-- START OF RECORDS PROVIDED --

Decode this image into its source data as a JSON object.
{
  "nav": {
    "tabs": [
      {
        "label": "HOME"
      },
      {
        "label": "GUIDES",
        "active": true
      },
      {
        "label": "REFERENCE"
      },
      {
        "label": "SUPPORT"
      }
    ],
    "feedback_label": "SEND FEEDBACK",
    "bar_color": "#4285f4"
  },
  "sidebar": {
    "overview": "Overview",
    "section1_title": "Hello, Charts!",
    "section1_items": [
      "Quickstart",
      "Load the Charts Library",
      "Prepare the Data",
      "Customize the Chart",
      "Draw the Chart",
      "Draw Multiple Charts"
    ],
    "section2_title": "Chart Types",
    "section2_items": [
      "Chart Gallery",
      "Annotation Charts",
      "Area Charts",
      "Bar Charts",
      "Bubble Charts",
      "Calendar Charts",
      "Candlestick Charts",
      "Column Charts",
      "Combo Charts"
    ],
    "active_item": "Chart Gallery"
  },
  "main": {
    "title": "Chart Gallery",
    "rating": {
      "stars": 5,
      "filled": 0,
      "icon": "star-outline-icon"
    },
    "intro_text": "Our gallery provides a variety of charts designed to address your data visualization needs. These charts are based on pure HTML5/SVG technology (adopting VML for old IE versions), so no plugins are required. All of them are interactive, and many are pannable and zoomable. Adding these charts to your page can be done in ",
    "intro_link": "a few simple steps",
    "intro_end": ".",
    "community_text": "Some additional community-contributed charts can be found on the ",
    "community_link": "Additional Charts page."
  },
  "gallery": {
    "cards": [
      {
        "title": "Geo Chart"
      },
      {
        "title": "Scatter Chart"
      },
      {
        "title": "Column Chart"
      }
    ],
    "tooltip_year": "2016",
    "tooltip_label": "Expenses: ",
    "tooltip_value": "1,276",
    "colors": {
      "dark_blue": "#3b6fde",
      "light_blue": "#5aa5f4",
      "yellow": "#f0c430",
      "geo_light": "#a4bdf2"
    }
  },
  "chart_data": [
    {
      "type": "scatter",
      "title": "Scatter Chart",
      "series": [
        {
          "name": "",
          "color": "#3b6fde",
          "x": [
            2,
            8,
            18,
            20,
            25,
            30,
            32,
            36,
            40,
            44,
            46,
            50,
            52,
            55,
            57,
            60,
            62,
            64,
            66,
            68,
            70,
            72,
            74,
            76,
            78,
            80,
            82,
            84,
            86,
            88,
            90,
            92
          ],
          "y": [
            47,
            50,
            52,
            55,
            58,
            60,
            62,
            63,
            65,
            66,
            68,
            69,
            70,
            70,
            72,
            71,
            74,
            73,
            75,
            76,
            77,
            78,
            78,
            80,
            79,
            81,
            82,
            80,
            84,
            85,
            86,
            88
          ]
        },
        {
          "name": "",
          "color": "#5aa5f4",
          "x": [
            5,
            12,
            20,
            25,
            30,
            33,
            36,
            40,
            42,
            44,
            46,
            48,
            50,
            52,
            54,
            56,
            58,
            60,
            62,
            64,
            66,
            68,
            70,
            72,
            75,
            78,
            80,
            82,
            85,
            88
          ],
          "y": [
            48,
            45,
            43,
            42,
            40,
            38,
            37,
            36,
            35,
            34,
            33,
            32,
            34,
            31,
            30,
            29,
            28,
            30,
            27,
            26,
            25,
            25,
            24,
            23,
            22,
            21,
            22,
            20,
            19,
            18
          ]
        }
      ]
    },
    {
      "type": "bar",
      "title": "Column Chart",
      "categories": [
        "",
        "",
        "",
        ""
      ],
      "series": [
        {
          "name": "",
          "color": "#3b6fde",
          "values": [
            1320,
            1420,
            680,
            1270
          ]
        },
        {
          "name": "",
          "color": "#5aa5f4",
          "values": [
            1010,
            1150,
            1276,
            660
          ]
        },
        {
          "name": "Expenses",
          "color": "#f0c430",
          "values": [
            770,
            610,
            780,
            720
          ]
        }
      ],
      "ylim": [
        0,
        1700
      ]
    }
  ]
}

-- END OF RECORDS PROVIDED --

GOAL: Give the entries again in full, exactly as they are written.

TASK OUTPUT:
Decode this image into its source data as a JSON object.
{
  "nav": {
    "tabs": [
      {
        "label": "HOME"
      },
      {
        "label": "GUIDES",
        "active": true
      },
      {
        "label": "REFERENCE"
      },
      {
        "label": "SUPPORT"
      }
    ],
    "feedback_label": "SEND FEEDBACK",
    "bar_color": "#4285f4"
  },
  "sidebar": {
    "overview": "Overview",
    "section1_title": "Hello, Charts!",
    "section1_items": [
      "Quickstart",
      "Load the Charts Library",
      "Prepare the Data",
      "Customize the Chart",
      "Draw the Chart",
      "Draw Multiple Charts"
    ],
    "section2_title": "Chart Types",
    "section2_items": [
      "Chart Gallery",
      "Annotation Charts",
      "Area Charts",
      "Bar Charts",
      "Bubble Charts",
      "Calendar Charts",
      "Candlestick Charts",
      "Column Charts",
      "Combo Charts"
    ],
    "active_item": "Chart Gallery"
  },
  "main": {
    "title": "Chart Gallery",
    "rating": {
      "stars": 5,
      "filled": 0,
      "icon": "star-outline-icon"
    },
    "intro_text": "Our gallery provides a variety of charts designed to address your data visualization needs. These charts are based on pure HTML5/SVG technology (adopting VML for old IE versions), so no plugins are required. All of them are interactive, and many are pannable and zoomable. Adding these charts to your page can be done in ",
    "intro_link": "a few simple steps",
    "intro_end": ".",
    "community_text": "Some additional community-contributed charts can be found on the ",
    "community_link": "Additional Charts page."
  },
  "gallery": {
    "cards": [
      {
        "title": "Geo Chart"
      },
      {
        "title": "Scatter Chart"
      },
      {
        "title": "Column Chart"
      }
    ],
    "tooltip_year": "2016",
    "tooltip_label": "Expenses: ",
    "tooltip_value": "1,276",
    "colors": {
      "dark_blue": "#3b6fde",
      "light_blue": "#5aa5f4",
      "yellow": "#f0c430",
      "geo_light": "#a4bdf2"
    }
  },
  "chart_data": [
    {
      "type": "scatter",
      "title": "Scatter Chart",
      "series": [
        {
          "name": "",
          "color": "#3b6fde",
          "x": [
            2,
            8,
            18,
            20,
            25,
            30,
            32,
            36,
            40,
            44,
            46,
            50,
            52,
            55,
            57,
            60,
            62,
            64,
            66,
            68,
            70,
            72,
            74,
            76,
            78,
            80,
            82,
            84,
            86,
            88,
            90,
            92
          ],
          "y": [
            47,
            50,
            52,
            55,
            58,
            60,
            62,
            63,
            65,
            66,
            68,
            69,
            70,
            70,
            72,
            71,
            74,
            73,
            75,
            76,
            77,
            78,
            78,
            80,
            79,
            81,
            82,
            80,
            84,
            85,
            86,
            88
          ]
        },
        {
          "name": "",
          "color": "#5aa5f4",
          "x": [
            5,
            12,
            20,
            25,
            30,
            33,
            36,
            40,
            42,
            44,
            46,
            48,
            50,
            52,
            54,
            56,
            58,
            60,
            62,
            64,
            66,
            68,
            70,
            72,
            75,
            78,
            80,
            82,
            85,
            88
          ],
          "y": [
            48,
            45,
            43,
            42,
            40,
            38,
            37,
            36,
            35,
            34,
            33,
            32,
            34,
            31,
            30,
            29,
            28,
            30,
            27,
            26,
            25,
            25,
            24,
            23,
            22,
            21,
            22,
            20,
            19,
            18
          ]
        }
      ]
    },
    {
      "type": "bar",
      "title": "Column Chart",
      "categories": [
        "",
        "",
        "",
        ""
      ],
      "series": [
        {
          "name": "",
          "color": "#3b6fde",
          "values": [
            1320,
            1420,
            680,
            1270
          ]
        },
        {
          "name": "",
          "color": "#5aa5f4",
          "values": [
            1010,
            1150,
            1276,
            660
          ]
        },
        {
          "name": "Expenses",
          "color": "#f0c430",
          "values": [
            770,
            610,
            780,
            720
          ]
        }
      ],
      "ylim": [
        0,
        1700
      ]
    }
  ]
}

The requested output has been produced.